::: TEXTE À LIRE :::

Un patriote hollandais en reconnaissance dans le nord de la France
Les réfugiés sont de tous les temps: à l’époque très mouvementée de la fin du XVIIIe
siècle, beaucoup de gens se virent contraints de quitter leur pays. Aux Pays-Bas, par exemple, quelque 40 000 Patriotes hollandais s’enfuirent après avoir participé à une révolte contre le stathouder Guillaume V. Les notes d’Adriaan Hendrik Eyck, un éminent Patriote de cette époque, viennent d’être publiées. Une large part de celles-ci contient un compte rendu intéressant d’un voyage dans le nord de la France où Eyck a eu l’intention de fonder une colonie. Il y avait observé la prospérité voisinant une grande pauvreté –et il trouvait que la soupe à l’oignon était une horreur.

:::

L'EXERCICE: D'après le texte sur les Patriotes hollandais, combien d'entre eux s'enfuirent après avoir participé à la révolte contre le stathouder Guillaume V ? Répondez en une phrase, s'il vous plaît.

::: EXTRAIT DES DONNÉES :::

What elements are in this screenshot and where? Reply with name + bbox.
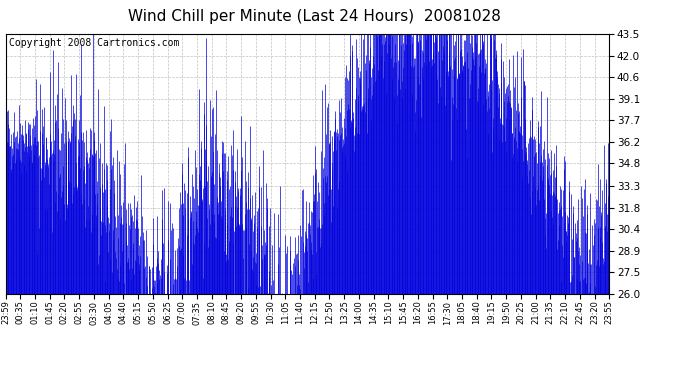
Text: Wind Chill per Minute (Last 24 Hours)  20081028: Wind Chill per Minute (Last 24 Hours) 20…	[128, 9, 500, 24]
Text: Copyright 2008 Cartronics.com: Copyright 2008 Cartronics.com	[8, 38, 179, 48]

:::

RÉPONSE À L'EXERCICE: Quelque 40 000 Patriotes hollandais s'enfuirent.